What is required |
Repeat the data that follows, word for word, without the images.

Data listing |

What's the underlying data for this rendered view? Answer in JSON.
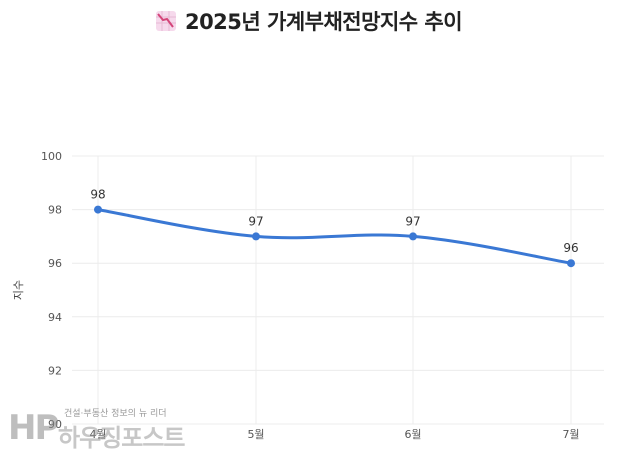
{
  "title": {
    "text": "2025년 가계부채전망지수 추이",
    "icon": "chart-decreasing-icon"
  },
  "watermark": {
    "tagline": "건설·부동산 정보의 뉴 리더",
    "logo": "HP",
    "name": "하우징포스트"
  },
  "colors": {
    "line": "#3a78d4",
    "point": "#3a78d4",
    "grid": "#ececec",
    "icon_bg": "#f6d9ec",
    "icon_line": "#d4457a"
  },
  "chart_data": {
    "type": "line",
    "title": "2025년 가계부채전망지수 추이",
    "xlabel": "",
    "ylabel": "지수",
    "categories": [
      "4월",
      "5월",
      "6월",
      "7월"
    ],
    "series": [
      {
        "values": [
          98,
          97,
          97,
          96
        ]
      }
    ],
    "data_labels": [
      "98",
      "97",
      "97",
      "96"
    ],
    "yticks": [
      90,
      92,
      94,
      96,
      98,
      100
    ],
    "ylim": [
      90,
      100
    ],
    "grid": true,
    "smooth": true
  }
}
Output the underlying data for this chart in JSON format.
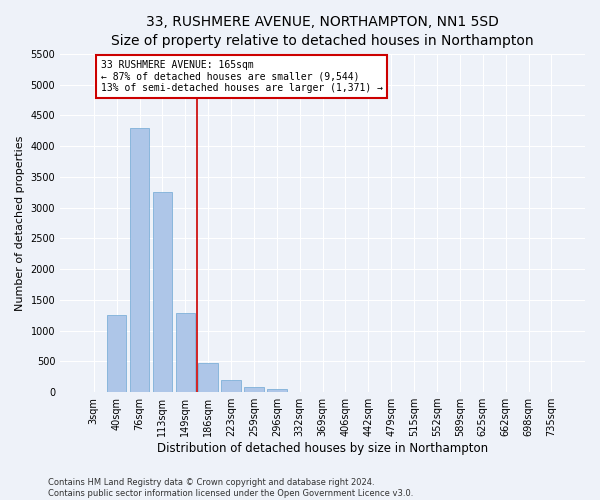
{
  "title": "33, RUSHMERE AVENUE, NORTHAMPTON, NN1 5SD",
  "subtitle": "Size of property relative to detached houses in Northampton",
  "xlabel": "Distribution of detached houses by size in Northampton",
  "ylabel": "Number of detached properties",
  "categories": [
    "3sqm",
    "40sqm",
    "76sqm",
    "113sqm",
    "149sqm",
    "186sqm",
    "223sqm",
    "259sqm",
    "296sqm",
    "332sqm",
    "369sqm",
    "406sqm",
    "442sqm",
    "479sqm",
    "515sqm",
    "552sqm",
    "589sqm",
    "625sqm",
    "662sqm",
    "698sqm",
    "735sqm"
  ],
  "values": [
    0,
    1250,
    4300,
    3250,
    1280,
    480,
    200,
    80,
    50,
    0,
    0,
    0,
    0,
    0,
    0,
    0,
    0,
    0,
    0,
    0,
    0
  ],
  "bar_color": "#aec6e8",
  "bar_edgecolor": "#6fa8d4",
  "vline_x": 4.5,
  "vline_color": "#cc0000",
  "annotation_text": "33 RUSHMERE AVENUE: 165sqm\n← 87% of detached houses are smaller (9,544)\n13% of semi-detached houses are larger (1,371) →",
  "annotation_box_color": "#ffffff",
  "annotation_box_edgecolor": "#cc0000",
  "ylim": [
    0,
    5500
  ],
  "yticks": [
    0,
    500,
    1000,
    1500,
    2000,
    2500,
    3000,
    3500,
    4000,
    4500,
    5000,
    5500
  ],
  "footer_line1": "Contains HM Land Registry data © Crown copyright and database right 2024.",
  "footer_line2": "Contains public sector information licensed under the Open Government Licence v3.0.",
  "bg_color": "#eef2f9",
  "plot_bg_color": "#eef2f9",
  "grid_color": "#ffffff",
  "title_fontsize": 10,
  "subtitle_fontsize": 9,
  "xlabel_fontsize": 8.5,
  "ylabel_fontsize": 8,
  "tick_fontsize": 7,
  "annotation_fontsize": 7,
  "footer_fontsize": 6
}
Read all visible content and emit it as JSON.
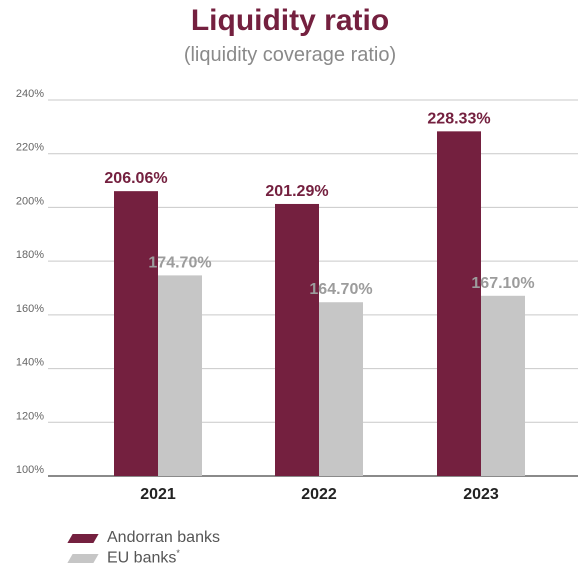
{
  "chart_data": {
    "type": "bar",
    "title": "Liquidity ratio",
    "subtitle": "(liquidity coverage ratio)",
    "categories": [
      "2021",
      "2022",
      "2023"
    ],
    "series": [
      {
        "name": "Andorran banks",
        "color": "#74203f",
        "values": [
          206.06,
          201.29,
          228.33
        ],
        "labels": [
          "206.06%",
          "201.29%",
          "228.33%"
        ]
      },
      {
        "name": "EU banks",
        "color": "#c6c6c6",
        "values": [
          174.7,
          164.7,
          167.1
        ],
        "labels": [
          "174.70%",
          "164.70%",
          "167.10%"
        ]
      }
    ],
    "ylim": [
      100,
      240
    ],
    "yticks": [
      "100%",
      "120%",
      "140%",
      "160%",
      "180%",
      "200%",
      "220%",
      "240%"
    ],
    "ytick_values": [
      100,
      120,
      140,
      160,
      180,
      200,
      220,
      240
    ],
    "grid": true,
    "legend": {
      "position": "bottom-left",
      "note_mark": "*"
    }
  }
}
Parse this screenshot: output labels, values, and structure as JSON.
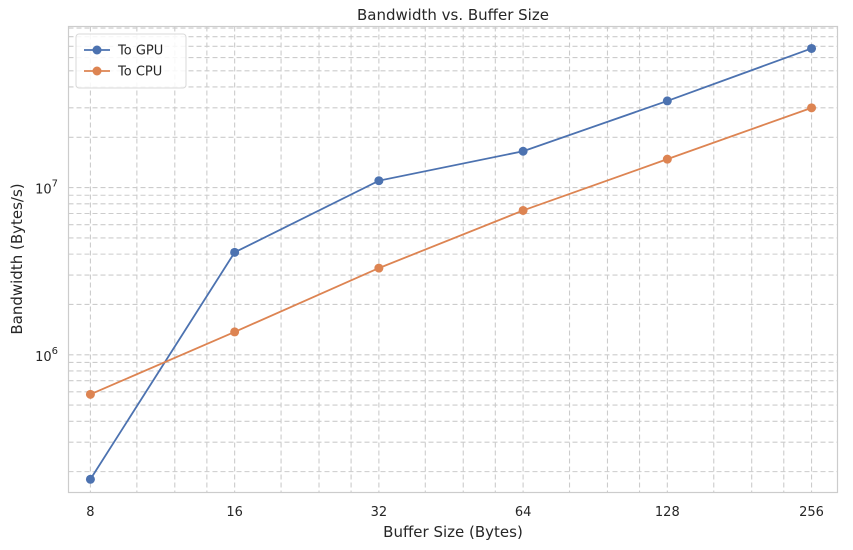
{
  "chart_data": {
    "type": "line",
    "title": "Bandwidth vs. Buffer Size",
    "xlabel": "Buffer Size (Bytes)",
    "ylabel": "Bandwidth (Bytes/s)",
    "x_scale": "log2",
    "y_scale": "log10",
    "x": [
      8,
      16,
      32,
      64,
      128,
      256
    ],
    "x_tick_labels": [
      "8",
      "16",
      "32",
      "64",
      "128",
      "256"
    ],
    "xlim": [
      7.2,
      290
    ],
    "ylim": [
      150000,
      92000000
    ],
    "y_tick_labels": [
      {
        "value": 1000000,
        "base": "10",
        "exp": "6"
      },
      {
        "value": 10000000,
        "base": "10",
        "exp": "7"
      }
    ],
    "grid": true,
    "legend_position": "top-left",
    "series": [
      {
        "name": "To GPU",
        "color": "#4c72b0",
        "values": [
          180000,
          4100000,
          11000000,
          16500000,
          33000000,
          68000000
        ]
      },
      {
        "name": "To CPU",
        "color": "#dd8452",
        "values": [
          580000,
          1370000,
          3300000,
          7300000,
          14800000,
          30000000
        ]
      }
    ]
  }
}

Answer for this exercise |
What's the underlying data for this rendered view? Answer in JSON.
{
  "title": {
    "text": "2025년 가계부채전망지수 추이",
    "icon": "chart-decreasing-icon"
  },
  "watermark": {
    "tagline": "건설·부동산 정보의 뉴 리더",
    "logo": "HP",
    "name": "하우징포스트"
  },
  "colors": {
    "line": "#3a78d4",
    "point": "#3a78d4",
    "grid": "#ececec",
    "icon_bg": "#f6d9ec",
    "icon_line": "#d4457a"
  },
  "chart_data": {
    "type": "line",
    "title": "2025년 가계부채전망지수 추이",
    "xlabel": "",
    "ylabel": "지수",
    "categories": [
      "4월",
      "5월",
      "6월",
      "7월"
    ],
    "series": [
      {
        "values": [
          98,
          97,
          97,
          96
        ]
      }
    ],
    "data_labels": [
      "98",
      "97",
      "97",
      "96"
    ],
    "yticks": [
      90,
      92,
      94,
      96,
      98,
      100
    ],
    "ylim": [
      90,
      100
    ],
    "grid": true,
    "smooth": true
  }
}
Output the underlying data for this chart in JSON format.
{
  "title": "33, RUSHMERE AVENUE, NORTHAMPTON, NN1 5SD",
  "subtitle": "Size of property relative to detached houses in Northampton",
  "xlabel": "Distribution of detached houses by size in Northampton",
  "ylabel": "Number of detached properties",
  "categories": [
    "3sqm",
    "40sqm",
    "76sqm",
    "113sqm",
    "149sqm",
    "186sqm",
    "223sqm",
    "259sqm",
    "296sqm",
    "332sqm",
    "369sqm",
    "406sqm",
    "442sqm",
    "479sqm",
    "515sqm",
    "552sqm",
    "589sqm",
    "625sqm",
    "662sqm",
    "698sqm",
    "735sqm"
  ],
  "values": [
    0,
    1250,
    4300,
    3250,
    1280,
    480,
    200,
    80,
    50,
    0,
    0,
    0,
    0,
    0,
    0,
    0,
    0,
    0,
    0,
    0,
    0
  ],
  "bar_color": "#aec6e8",
  "bar_edgecolor": "#6fa8d4",
  "vline_x": 4.5,
  "vline_color": "#cc0000",
  "annotation_text": "33 RUSHMERE AVENUE: 165sqm\n← 87% of detached houses are smaller (9,544)\n13% of semi-detached houses are larger (1,371) →",
  "annotation_box_color": "#ffffff",
  "annotation_box_edgecolor": "#cc0000",
  "ylim": [
    0,
    5500
  ],
  "yticks": [
    0,
    500,
    1000,
    1500,
    2000,
    2500,
    3000,
    3500,
    4000,
    4500,
    5000,
    5500
  ],
  "footer_line1": "Contains HM Land Registry data © Crown copyright and database right 2024.",
  "footer_line2": "Contains public sector information licensed under the Open Government Licence v3.0.",
  "bg_color": "#eef2f9",
  "plot_bg_color": "#eef2f9",
  "grid_color": "#ffffff",
  "title_fontsize": 10,
  "subtitle_fontsize": 9,
  "xlabel_fontsize": 8.5,
  "ylabel_fontsize": 8,
  "tick_fontsize": 7,
  "annotation_fontsize": 7,
  "footer_fontsize": 6
}
Read all visible content and emit it as JSON.
{
  "chart_data": {
    "type": "bar",
    "title": "Liquidity ratio",
    "subtitle": "(liquidity coverage ratio)",
    "categories": [
      "2021",
      "2022",
      "2023"
    ],
    "series": [
      {
        "name": "Andorran banks",
        "color": "#74203f",
        "values": [
          206.06,
          201.29,
          228.33
        ],
        "labels": [
          "206.06%",
          "201.29%",
          "228.33%"
        ]
      },
      {
        "name": "EU banks",
        "color": "#c6c6c6",
        "values": [
          174.7,
          164.7,
          167.1
        ],
        "labels": [
          "174.70%",
          "164.70%",
          "167.10%"
        ]
      }
    ],
    "ylim": [
      100,
      240
    ],
    "yticks": [
      "100%",
      "120%",
      "140%",
      "160%",
      "180%",
      "200%",
      "220%",
      "240%"
    ],
    "ytick_values": [
      100,
      120,
      140,
      160,
      180,
      200,
      220,
      240
    ],
    "grid": true,
    "legend": {
      "position": "bottom-left",
      "note_mark": "*"
    }
  }
}
Parse this screenshot: output labels, values, and structure as JSON.
{
  "chart_data": {
    "type": "line",
    "title": "Bandwidth vs. Buffer Size",
    "xlabel": "Buffer Size (Bytes)",
    "ylabel": "Bandwidth (Bytes/s)",
    "x_scale": "log2",
    "y_scale": "log10",
    "x": [
      8,
      16,
      32,
      64,
      128,
      256
    ],
    "x_tick_labels": [
      "8",
      "16",
      "32",
      "64",
      "128",
      "256"
    ],
    "xlim": [
      7.2,
      290
    ],
    "ylim": [
      150000,
      92000000
    ],
    "y_tick_labels": [
      {
        "value": 1000000,
        "base": "10",
        "exp": "6"
      },
      {
        "value": 10000000,
        "base": "10",
        "exp": "7"
      }
    ],
    "grid": true,
    "legend_position": "top-left",
    "series": [
      {
        "name": "To GPU",
        "color": "#4c72b0",
        "values": [
          180000,
          4100000,
          11000000,
          16500000,
          33000000,
          68000000
        ]
      },
      {
        "name": "To CPU",
        "color": "#dd8452",
        "values": [
          580000,
          1370000,
          3300000,
          7300000,
          14800000,
          30000000
        ]
      }
    ]
  }
}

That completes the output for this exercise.